## WHAT NEEDS TO BE DONE
Collect all lines containing the word "content" from the data.

## DATA SUPPLIED
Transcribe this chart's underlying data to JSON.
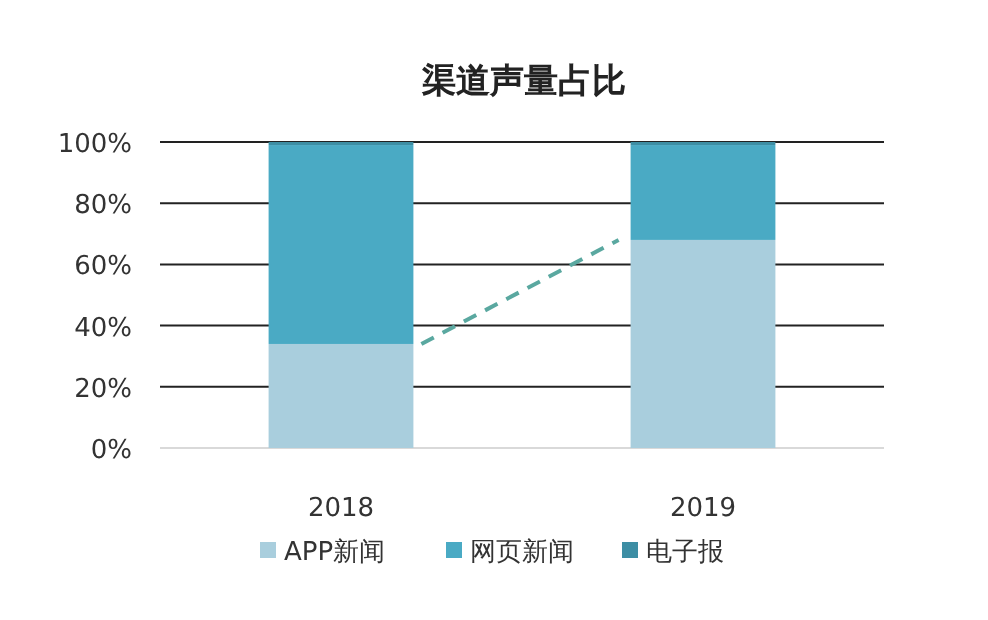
{
  "chart_data": {
    "type": "bar",
    "title": "渠道声量占比",
    "stacked": true,
    "categories": [
      "2018",
      "2019"
    ],
    "series": [
      {
        "name": "APP新闻",
        "color": "#a9cedd",
        "values": [
          34,
          68
        ]
      },
      {
        "name": "网页新闻",
        "color": "#4aaac4",
        "values": [
          65,
          31
        ]
      },
      {
        "name": "电子报",
        "color": "#3d8ea4",
        "values": [
          1,
          1
        ]
      }
    ],
    "ylim": [
      0,
      100
    ],
    "yticks": [
      {
        "value": 0,
        "label": "0%"
      },
      {
        "value": 20,
        "label": "20%"
      },
      {
        "value": 40,
        "label": "40%"
      },
      {
        "value": 60,
        "label": "60%"
      },
      {
        "value": 80,
        "label": "80%"
      },
      {
        "value": 100,
        "label": "100%"
      }
    ],
    "grid": "y",
    "legend": "bottom"
  }
}
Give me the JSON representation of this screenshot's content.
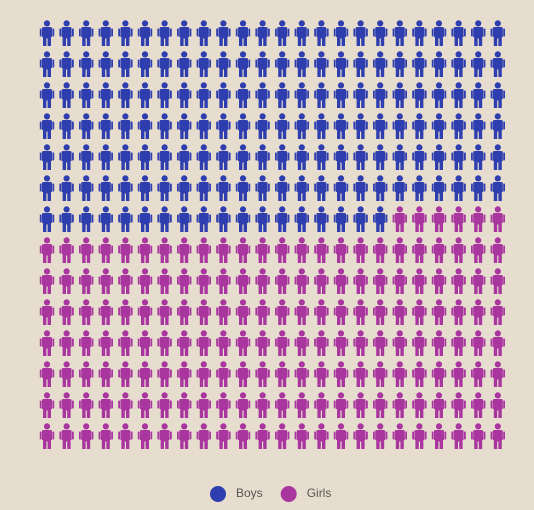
{
  "chart_data": {
    "type": "pictogram",
    "series": [
      {
        "name": "Boys",
        "color": "#2f3eae",
        "values": [
          162
        ]
      },
      {
        "name": "Girls",
        "color": "#a9359f",
        "values": [
          174
        ]
      }
    ]
  }
}
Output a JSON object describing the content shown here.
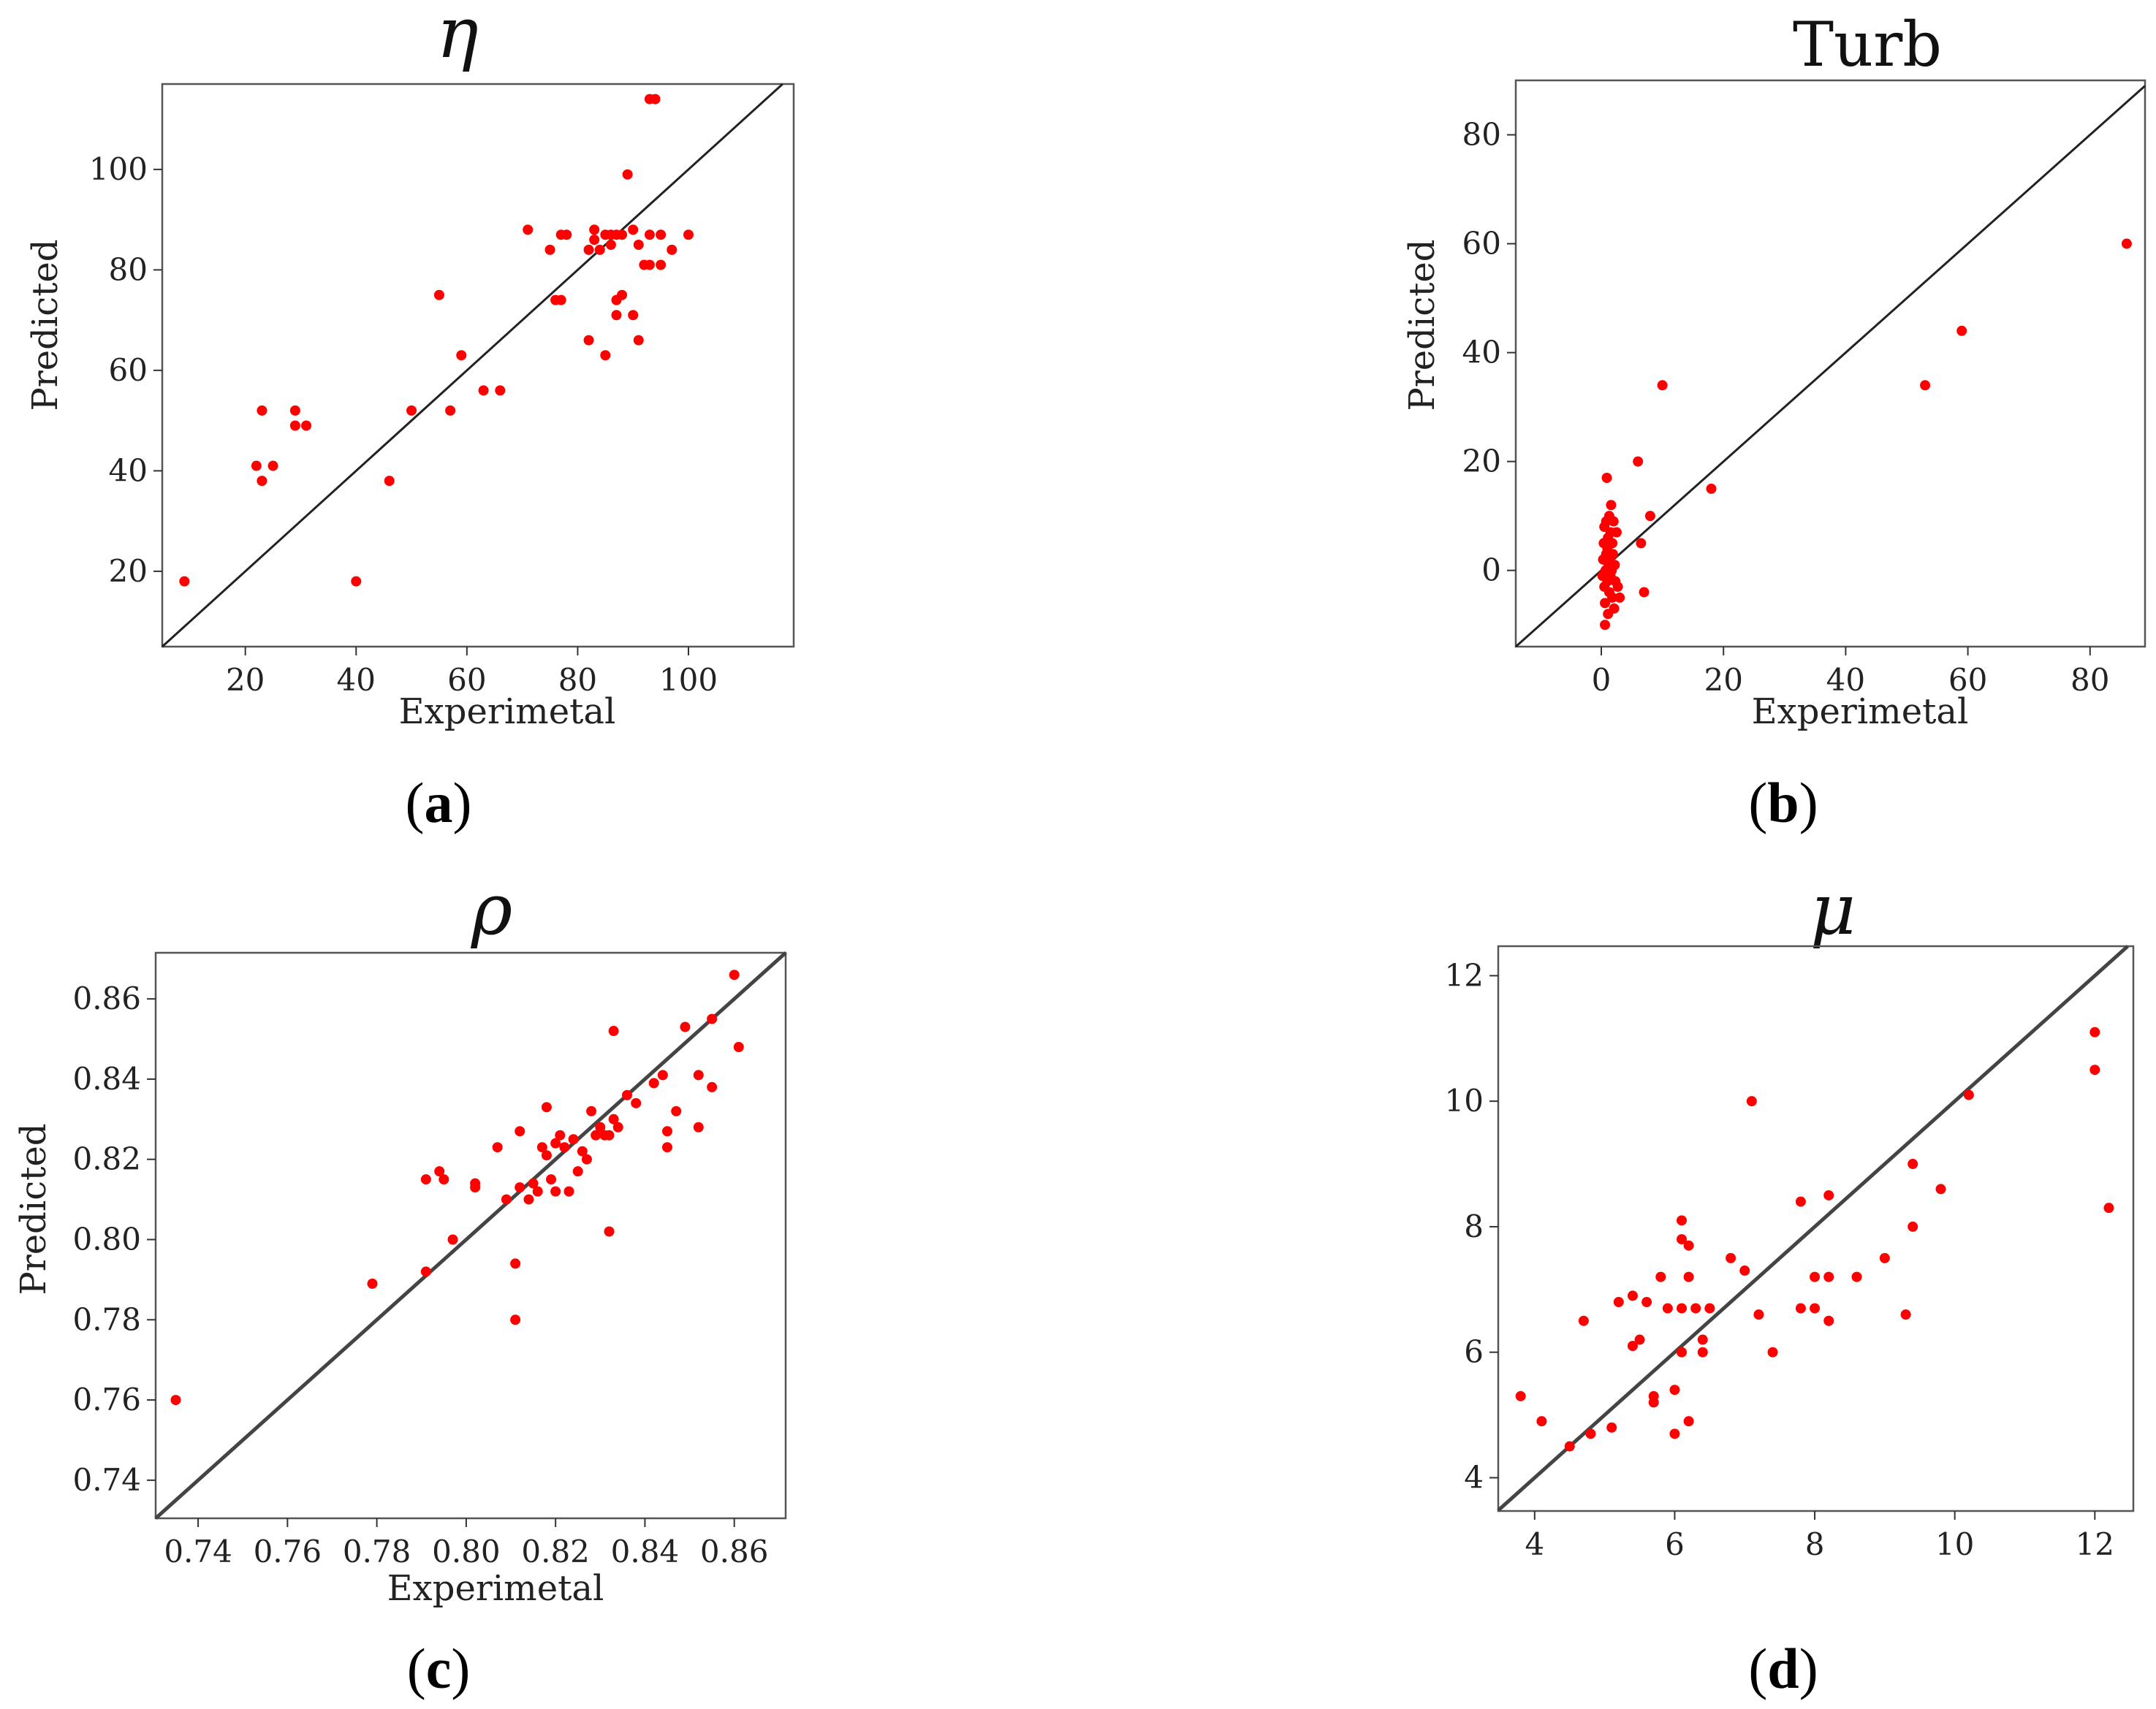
{
  "chart_data": [
    {
      "id": "a",
      "type": "scatter",
      "title": "η",
      "xlabel": "Experimetal",
      "ylabel": "Predicted",
      "panel_label": "a",
      "xlim": [
        5,
        119
      ],
      "ylim": [
        5,
        117
      ],
      "xticks": [
        20,
        40,
        60,
        80,
        100
      ],
      "yticks": [
        20,
        40,
        60,
        80,
        100
      ],
      "reference_line": "y = x",
      "points": [
        [
          9,
          18
        ],
        [
          22,
          41
        ],
        [
          23,
          38
        ],
        [
          23,
          52
        ],
        [
          25,
          41
        ],
        [
          29,
          52
        ],
        [
          29,
          49
        ],
        [
          31,
          49
        ],
        [
          40,
          18
        ],
        [
          46,
          38
        ],
        [
          50,
          52
        ],
        [
          55,
          75
        ],
        [
          57,
          52
        ],
        [
          59,
          63
        ],
        [
          63,
          56
        ],
        [
          66,
          56
        ],
        [
          71,
          88
        ],
        [
          75,
          84
        ],
        [
          76,
          74
        ],
        [
          77,
          74
        ],
        [
          77,
          87
        ],
        [
          78,
          87
        ],
        [
          82,
          66
        ],
        [
          82,
          84
        ],
        [
          83,
          88
        ],
        [
          83,
          86
        ],
        [
          84,
          84
        ],
        [
          85,
          87
        ],
        [
          85,
          63
        ],
        [
          86,
          87
        ],
        [
          86,
          85
        ],
        [
          87,
          87
        ],
        [
          87,
          74
        ],
        [
          88,
          75
        ],
        [
          87,
          71
        ],
        [
          88,
          87
        ],
        [
          89,
          99
        ],
        [
          90,
          71
        ],
        [
          90,
          88
        ],
        [
          91,
          85
        ],
        [
          91,
          66
        ],
        [
          92,
          81
        ],
        [
          93,
          81
        ],
        [
          93,
          87
        ],
        [
          93,
          114
        ],
        [
          94,
          114
        ],
        [
          95,
          81
        ],
        [
          95,
          87
        ],
        [
          97,
          84
        ],
        [
          100,
          87
        ]
      ]
    },
    {
      "id": "b",
      "type": "scatter",
      "title": "Turb",
      "xlabel": "Experimetal",
      "ylabel": "Predicted",
      "panel_label": "b",
      "xlim": [
        -14,
        89
      ],
      "ylim": [
        -14,
        90
      ],
      "xticks": [
        0,
        20,
        40,
        60,
        80
      ],
      "yticks": [
        0,
        20,
        40,
        60,
        80
      ],
      "reference_line": "y = x",
      "points": [
        [
          0.2,
          -1
        ],
        [
          0.3,
          2
        ],
        [
          0.4,
          5
        ],
        [
          0.5,
          8
        ],
        [
          0.5,
          -3
        ],
        [
          0.6,
          -6
        ],
        [
          0.6,
          -10
        ],
        [
          0.7,
          0
        ],
        [
          0.8,
          3
        ],
        [
          0.8,
          9
        ],
        [
          0.9,
          17
        ],
        [
          1,
          -2
        ],
        [
          1,
          4
        ],
        [
          1.1,
          6
        ],
        [
          1.1,
          -8
        ],
        [
          1.2,
          1
        ],
        [
          1.3,
          10
        ],
        [
          1.3,
          -4
        ],
        [
          1.4,
          2
        ],
        [
          1.5,
          7
        ],
        [
          1.5,
          -1
        ],
        [
          1.6,
          12
        ],
        [
          1.7,
          0
        ],
        [
          1.8,
          5
        ],
        [
          1.8,
          -5
        ],
        [
          1.9,
          3
        ],
        [
          2,
          9
        ],
        [
          2.1,
          -7
        ],
        [
          2.2,
          1
        ],
        [
          2.3,
          -2
        ],
        [
          2.5,
          7
        ],
        [
          2.7,
          -3
        ],
        [
          3,
          -5
        ],
        [
          6,
          20
        ],
        [
          6.5,
          5
        ],
        [
          7,
          -4
        ],
        [
          8,
          10
        ],
        [
          10,
          34
        ],
        [
          18,
          15
        ],
        [
          53,
          34
        ],
        [
          59,
          44
        ],
        [
          86,
          60
        ]
      ]
    },
    {
      "id": "c",
      "type": "scatter",
      "title": "ρ",
      "xlabel": "Experimetal",
      "ylabel": "Predicted",
      "panel_label": "c",
      "xlim": [
        0.7305,
        0.8715
      ],
      "ylim": [
        0.7305,
        0.8715
      ],
      "xticks": [
        "0.74",
        "0.76",
        "0.78",
        "0.80",
        "0.82",
        "0.84",
        "0.86"
      ],
      "yticks": [
        "0.74",
        "0.76",
        "0.78",
        "0.80",
        "0.82",
        "0.84",
        "0.86"
      ],
      "reference_line": "y = x",
      "points": [
        [
          0.735,
          0.76
        ],
        [
          0.779,
          0.789
        ],
        [
          0.791,
          0.792
        ],
        [
          0.791,
          0.815
        ],
        [
          0.794,
          0.817
        ],
        [
          0.795,
          0.815
        ],
        [
          0.797,
          0.8
        ],
        [
          0.802,
          0.814
        ],
        [
          0.802,
          0.813
        ],
        [
          0.807,
          0.823
        ],
        [
          0.809,
          0.81
        ],
        [
          0.811,
          0.794
        ],
        [
          0.811,
          0.78
        ],
        [
          0.812,
          0.813
        ],
        [
          0.812,
          0.827
        ],
        [
          0.814,
          0.81
        ],
        [
          0.815,
          0.814
        ],
        [
          0.816,
          0.812
        ],
        [
          0.817,
          0.823
        ],
        [
          0.818,
          0.833
        ],
        [
          0.818,
          0.821
        ],
        [
          0.819,
          0.815
        ],
        [
          0.82,
          0.824
        ],
        [
          0.82,
          0.812
        ],
        [
          0.821,
          0.826
        ],
        [
          0.822,
          0.823
        ],
        [
          0.823,
          0.812
        ],
        [
          0.824,
          0.825
        ],
        [
          0.825,
          0.817
        ],
        [
          0.826,
          0.822
        ],
        [
          0.827,
          0.82
        ],
        [
          0.828,
          0.832
        ],
        [
          0.829,
          0.826
        ],
        [
          0.83,
          0.828
        ],
        [
          0.831,
          0.826
        ],
        [
          0.832,
          0.802
        ],
        [
          0.832,
          0.826
        ],
        [
          0.833,
          0.83
        ],
        [
          0.833,
          0.852
        ],
        [
          0.834,
          0.828
        ],
        [
          0.836,
          0.836
        ],
        [
          0.838,
          0.834
        ],
        [
          0.842,
          0.839
        ],
        [
          0.844,
          0.841
        ],
        [
          0.845,
          0.823
        ],
        [
          0.845,
          0.827
        ],
        [
          0.847,
          0.832
        ],
        [
          0.849,
          0.853
        ],
        [
          0.852,
          0.828
        ],
        [
          0.852,
          0.841
        ],
        [
          0.855,
          0.855
        ],
        [
          0.855,
          0.838
        ],
        [
          0.86,
          0.866
        ],
        [
          0.861,
          0.848
        ]
      ]
    },
    {
      "id": "d",
      "type": "scatter",
      "title": "μ",
      "xlabel": "",
      "ylabel": "",
      "panel_label": "d",
      "xlim": [
        3.48,
        12.55
      ],
      "ylim": [
        3.47,
        12.47
      ],
      "xticks": [
        4,
        6,
        8,
        10,
        12
      ],
      "yticks": [
        4,
        6,
        8,
        10,
        12
      ],
      "reference_line": "y = x",
      "points": [
        [
          3.8,
          5.3
        ],
        [
          4.1,
          4.9
        ],
        [
          4.5,
          4.5
        ],
        [
          4.7,
          6.5
        ],
        [
          4.8,
          4.7
        ],
        [
          5.1,
          4.8
        ],
        [
          5.2,
          6.8
        ],
        [
          5.4,
          6.9
        ],
        [
          5.4,
          6.1
        ],
        [
          5.5,
          6.2
        ],
        [
          5.6,
          6.8
        ],
        [
          5.7,
          5.3
        ],
        [
          5.7,
          5.2
        ],
        [
          5.8,
          7.2
        ],
        [
          5.9,
          6.7
        ],
        [
          6,
          5.4
        ],
        [
          6,
          4.7
        ],
        [
          6.1,
          8.1
        ],
        [
          6.1,
          7.8
        ],
        [
          6.1,
          6.7
        ],
        [
          6.1,
          6
        ],
        [
          6.2,
          7.7
        ],
        [
          6.2,
          7.2
        ],
        [
          6.2,
          4.9
        ],
        [
          6.3,
          6.7
        ],
        [
          6.4,
          6
        ],
        [
          6.4,
          6.2
        ],
        [
          6.5,
          6.7
        ],
        [
          6.8,
          7.5
        ],
        [
          7,
          7.3
        ],
        [
          7.1,
          10
        ],
        [
          7.2,
          6.6
        ],
        [
          7.4,
          6
        ],
        [
          7.8,
          8.4
        ],
        [
          7.8,
          6.7
        ],
        [
          8,
          7.2
        ],
        [
          8,
          6.7
        ],
        [
          8.2,
          8.5
        ],
        [
          8.2,
          6.5
        ],
        [
          8.2,
          7.2
        ],
        [
          8.6,
          7.2
        ],
        [
          9,
          7.5
        ],
        [
          9.3,
          6.6
        ],
        [
          9.4,
          9
        ],
        [
          9.4,
          8
        ],
        [
          9.8,
          8.6
        ],
        [
          10.2,
          10.1
        ],
        [
          12,
          11.1
        ],
        [
          12,
          10.5
        ],
        [
          12.2,
          8.3
        ]
      ]
    }
  ]
}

## COMPLETED TASK
Give me the JSON representation of this screenshot's content.
Output a JSON object describing the content shown here.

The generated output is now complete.